+++ DATA TO PROCESS

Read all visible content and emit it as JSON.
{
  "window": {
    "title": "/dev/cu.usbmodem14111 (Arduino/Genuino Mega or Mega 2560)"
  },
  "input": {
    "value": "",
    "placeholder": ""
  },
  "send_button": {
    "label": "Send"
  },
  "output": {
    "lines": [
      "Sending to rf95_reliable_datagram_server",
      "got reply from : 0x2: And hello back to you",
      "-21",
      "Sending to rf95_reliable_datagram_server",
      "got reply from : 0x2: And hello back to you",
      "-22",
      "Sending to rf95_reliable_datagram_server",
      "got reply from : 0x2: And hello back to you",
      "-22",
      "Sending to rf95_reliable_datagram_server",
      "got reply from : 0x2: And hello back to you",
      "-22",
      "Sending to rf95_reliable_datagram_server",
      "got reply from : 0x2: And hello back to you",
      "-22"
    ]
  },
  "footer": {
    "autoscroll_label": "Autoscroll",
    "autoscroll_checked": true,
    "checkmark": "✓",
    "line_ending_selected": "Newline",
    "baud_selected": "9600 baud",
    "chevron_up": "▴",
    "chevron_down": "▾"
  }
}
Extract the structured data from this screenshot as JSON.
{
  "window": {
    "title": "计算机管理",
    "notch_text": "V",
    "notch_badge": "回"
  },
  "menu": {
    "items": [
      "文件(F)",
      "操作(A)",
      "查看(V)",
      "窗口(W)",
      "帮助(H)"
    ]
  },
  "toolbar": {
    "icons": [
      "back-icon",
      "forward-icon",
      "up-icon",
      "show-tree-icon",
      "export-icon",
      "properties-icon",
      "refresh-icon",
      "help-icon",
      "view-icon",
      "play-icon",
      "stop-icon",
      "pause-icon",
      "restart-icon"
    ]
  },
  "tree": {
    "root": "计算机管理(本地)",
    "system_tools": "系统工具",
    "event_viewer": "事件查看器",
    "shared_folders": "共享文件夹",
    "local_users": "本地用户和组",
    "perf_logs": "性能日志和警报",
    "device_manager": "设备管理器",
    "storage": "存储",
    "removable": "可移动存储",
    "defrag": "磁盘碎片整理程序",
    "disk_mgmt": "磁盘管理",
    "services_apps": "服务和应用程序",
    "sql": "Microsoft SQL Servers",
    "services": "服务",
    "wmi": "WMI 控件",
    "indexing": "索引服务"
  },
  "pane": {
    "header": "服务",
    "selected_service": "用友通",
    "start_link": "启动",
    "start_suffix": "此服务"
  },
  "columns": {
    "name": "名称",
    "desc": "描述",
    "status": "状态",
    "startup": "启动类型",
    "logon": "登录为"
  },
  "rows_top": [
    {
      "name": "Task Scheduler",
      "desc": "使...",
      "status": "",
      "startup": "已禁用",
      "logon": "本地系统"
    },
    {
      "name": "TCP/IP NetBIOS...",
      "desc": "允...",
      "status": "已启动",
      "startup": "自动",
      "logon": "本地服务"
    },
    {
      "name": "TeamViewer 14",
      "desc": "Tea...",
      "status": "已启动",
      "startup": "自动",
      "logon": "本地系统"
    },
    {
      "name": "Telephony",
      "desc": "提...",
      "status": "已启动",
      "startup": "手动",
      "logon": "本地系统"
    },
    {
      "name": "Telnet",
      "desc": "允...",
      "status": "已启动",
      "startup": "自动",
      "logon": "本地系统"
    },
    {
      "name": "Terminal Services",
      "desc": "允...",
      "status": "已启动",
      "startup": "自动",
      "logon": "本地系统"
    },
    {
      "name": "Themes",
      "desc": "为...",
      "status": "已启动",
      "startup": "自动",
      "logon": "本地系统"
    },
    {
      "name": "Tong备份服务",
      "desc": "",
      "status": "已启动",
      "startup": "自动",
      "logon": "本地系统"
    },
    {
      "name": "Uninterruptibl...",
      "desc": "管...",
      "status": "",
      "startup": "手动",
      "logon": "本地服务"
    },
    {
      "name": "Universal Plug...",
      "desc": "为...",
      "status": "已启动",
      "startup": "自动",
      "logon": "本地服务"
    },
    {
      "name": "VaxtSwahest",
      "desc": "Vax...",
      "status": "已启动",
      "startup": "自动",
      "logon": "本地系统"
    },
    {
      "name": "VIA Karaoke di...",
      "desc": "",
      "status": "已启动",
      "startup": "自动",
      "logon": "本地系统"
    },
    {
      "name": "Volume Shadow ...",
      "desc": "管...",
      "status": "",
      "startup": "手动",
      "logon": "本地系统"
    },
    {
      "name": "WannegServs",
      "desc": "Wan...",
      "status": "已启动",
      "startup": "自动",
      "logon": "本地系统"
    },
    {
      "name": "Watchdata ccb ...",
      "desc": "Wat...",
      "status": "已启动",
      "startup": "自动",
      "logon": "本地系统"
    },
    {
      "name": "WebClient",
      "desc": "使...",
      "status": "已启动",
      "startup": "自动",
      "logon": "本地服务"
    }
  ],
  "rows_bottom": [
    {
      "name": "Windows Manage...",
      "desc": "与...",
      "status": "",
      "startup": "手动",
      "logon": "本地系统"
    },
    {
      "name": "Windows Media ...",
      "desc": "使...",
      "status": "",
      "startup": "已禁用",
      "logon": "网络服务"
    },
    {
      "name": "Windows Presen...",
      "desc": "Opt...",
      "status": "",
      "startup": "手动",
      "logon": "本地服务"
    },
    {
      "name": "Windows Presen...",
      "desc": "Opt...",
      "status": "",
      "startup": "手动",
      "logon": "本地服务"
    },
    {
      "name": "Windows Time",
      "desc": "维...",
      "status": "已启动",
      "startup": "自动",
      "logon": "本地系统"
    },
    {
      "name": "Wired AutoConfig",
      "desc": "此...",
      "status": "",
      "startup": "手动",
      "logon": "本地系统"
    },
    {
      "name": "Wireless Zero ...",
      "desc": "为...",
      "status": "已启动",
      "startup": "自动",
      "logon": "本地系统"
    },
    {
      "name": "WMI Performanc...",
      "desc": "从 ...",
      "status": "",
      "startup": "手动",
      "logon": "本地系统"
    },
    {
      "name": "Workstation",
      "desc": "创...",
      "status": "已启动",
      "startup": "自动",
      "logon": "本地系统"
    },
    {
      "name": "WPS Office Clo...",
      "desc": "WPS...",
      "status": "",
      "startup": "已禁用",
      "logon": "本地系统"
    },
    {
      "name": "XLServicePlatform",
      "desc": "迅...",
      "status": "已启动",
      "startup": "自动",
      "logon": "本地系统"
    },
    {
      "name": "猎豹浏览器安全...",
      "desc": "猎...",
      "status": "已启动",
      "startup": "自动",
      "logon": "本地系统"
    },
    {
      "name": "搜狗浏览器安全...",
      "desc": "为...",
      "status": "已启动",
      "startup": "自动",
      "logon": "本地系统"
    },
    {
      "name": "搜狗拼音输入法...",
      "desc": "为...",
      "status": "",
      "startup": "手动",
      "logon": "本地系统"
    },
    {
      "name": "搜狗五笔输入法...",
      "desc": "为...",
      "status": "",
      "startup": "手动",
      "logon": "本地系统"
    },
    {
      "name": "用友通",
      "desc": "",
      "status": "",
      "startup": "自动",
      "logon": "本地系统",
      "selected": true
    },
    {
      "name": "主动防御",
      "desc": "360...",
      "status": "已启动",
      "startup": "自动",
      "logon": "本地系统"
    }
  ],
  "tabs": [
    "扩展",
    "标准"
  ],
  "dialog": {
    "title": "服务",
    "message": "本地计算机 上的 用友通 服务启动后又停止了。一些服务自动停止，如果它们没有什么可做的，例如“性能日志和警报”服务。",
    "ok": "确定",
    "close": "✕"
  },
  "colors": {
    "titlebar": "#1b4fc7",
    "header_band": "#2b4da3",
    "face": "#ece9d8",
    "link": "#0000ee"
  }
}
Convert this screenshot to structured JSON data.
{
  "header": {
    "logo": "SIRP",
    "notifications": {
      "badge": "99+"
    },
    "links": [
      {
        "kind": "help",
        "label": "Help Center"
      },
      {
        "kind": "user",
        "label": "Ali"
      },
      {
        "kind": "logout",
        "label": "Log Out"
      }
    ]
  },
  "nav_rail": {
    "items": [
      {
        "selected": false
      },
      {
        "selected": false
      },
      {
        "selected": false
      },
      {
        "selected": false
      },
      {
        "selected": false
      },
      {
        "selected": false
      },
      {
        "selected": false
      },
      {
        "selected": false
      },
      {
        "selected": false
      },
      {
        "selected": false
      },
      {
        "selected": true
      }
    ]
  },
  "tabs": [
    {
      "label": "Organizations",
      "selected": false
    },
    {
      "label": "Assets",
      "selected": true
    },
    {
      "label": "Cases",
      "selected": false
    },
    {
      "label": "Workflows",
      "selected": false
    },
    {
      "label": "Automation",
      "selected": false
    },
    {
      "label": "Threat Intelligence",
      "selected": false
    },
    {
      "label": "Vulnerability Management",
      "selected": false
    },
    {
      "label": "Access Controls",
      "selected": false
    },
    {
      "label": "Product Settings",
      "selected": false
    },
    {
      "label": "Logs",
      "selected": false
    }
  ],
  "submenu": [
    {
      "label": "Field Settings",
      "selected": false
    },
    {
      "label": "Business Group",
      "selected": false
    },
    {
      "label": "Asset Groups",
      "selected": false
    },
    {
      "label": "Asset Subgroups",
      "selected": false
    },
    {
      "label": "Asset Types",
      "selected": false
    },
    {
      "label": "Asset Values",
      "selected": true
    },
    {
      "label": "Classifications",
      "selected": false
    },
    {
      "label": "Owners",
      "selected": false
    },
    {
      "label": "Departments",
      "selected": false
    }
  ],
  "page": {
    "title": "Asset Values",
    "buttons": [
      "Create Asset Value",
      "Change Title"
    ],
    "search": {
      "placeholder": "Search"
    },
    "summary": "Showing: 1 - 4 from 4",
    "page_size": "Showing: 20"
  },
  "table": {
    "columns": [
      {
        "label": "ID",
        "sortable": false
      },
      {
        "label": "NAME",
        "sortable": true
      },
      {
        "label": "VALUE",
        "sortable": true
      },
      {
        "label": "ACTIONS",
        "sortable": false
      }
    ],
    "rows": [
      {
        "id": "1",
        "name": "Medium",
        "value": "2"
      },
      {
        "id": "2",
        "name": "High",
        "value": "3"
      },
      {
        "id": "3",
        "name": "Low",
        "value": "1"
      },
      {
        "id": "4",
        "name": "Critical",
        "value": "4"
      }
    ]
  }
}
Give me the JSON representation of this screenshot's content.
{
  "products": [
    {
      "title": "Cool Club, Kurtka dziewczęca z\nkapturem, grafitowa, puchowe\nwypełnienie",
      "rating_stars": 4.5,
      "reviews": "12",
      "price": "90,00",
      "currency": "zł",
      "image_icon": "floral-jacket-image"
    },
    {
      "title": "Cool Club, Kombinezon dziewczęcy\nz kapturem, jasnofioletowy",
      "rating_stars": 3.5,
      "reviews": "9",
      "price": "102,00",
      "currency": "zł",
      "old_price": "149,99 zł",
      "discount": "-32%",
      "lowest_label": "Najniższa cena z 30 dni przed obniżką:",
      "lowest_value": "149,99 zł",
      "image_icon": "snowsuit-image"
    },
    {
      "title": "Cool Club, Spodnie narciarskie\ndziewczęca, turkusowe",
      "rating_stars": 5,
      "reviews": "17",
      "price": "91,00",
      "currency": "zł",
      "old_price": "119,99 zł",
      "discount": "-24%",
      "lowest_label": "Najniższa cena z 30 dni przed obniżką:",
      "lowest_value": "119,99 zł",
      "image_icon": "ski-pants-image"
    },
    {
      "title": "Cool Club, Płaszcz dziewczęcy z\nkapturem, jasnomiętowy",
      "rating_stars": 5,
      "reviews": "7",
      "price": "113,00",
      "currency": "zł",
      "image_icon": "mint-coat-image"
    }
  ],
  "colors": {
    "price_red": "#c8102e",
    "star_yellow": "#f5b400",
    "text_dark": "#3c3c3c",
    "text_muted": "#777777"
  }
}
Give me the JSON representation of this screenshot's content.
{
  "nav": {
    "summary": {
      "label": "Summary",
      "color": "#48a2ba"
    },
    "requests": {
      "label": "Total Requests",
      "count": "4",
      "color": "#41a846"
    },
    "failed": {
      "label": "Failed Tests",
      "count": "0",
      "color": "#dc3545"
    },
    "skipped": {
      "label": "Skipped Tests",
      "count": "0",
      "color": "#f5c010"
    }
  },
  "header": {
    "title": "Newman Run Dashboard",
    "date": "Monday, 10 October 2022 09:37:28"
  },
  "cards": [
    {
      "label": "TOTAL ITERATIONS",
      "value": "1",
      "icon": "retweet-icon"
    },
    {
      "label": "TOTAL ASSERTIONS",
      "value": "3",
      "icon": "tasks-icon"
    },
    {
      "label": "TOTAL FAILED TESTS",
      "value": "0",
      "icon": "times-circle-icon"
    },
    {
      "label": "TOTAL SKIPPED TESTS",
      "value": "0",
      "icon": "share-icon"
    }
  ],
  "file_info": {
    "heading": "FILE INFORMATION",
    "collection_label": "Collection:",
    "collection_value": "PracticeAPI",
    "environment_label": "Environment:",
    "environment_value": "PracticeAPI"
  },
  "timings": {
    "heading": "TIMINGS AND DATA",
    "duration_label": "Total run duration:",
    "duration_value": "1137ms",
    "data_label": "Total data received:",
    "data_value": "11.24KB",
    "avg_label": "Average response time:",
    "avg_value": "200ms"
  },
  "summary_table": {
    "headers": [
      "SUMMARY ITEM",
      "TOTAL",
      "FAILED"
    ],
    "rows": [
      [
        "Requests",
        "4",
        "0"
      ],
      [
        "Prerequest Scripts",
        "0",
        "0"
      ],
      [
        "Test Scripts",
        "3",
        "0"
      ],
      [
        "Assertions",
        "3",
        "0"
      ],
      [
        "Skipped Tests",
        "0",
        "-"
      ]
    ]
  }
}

++++++

**WORK INSTRUCTIONS:** Gather and copy every line of the data in which the string "this" is found.

**FULL RESPONSE:**
Extract the structured data from this screenshot as JSON.
Convert this screenshot to structured JSON data.
Give me the JSON representation of this screenshot's content.
Give me the JSON representation of this screenshot's content.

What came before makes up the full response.